━━━━━ PROVIDED RECORDS ━━━━━
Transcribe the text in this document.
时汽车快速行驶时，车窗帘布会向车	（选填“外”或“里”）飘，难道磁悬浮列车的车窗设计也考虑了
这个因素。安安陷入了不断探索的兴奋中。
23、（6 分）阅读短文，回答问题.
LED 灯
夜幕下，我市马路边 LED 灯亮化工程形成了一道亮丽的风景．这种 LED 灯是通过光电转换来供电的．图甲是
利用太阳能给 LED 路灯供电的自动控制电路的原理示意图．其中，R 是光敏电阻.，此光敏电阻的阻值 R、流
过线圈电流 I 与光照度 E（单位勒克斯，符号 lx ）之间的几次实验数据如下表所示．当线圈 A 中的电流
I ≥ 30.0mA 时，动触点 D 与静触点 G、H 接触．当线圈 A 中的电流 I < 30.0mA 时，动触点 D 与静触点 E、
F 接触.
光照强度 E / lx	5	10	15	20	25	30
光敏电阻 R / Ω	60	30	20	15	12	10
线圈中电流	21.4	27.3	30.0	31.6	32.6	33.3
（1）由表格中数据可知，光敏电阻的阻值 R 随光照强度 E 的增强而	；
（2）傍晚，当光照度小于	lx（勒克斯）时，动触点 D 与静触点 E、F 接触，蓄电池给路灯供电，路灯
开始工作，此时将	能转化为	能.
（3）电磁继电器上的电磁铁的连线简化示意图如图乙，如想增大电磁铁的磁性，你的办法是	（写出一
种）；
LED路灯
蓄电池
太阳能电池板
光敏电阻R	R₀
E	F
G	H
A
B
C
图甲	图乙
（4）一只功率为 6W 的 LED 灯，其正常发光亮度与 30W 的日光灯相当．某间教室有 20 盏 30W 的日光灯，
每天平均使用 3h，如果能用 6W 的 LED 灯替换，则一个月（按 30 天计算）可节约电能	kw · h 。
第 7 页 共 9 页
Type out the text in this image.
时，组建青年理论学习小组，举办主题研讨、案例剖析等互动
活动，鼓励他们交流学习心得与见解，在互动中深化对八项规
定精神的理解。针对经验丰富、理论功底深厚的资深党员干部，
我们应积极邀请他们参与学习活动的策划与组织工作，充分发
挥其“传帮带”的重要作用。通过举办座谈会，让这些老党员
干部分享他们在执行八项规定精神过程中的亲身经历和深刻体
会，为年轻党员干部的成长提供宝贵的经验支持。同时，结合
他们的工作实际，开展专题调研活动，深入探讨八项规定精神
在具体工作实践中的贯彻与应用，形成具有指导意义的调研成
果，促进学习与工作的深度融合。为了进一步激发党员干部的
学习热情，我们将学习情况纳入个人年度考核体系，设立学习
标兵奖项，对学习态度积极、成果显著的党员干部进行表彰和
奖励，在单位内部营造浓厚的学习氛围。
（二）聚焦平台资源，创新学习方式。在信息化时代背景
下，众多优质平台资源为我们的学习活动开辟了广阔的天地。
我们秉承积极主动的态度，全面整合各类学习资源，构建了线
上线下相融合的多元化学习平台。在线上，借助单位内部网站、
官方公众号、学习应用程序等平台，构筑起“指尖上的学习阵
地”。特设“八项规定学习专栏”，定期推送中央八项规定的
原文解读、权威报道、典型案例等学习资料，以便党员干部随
━━━━━
TASK INSTRUCTIONS:
Go through the material and copy out every line with "this" in it.

FULL SOLUTION:
Transcribe the text in this document.
Type out the text in this image.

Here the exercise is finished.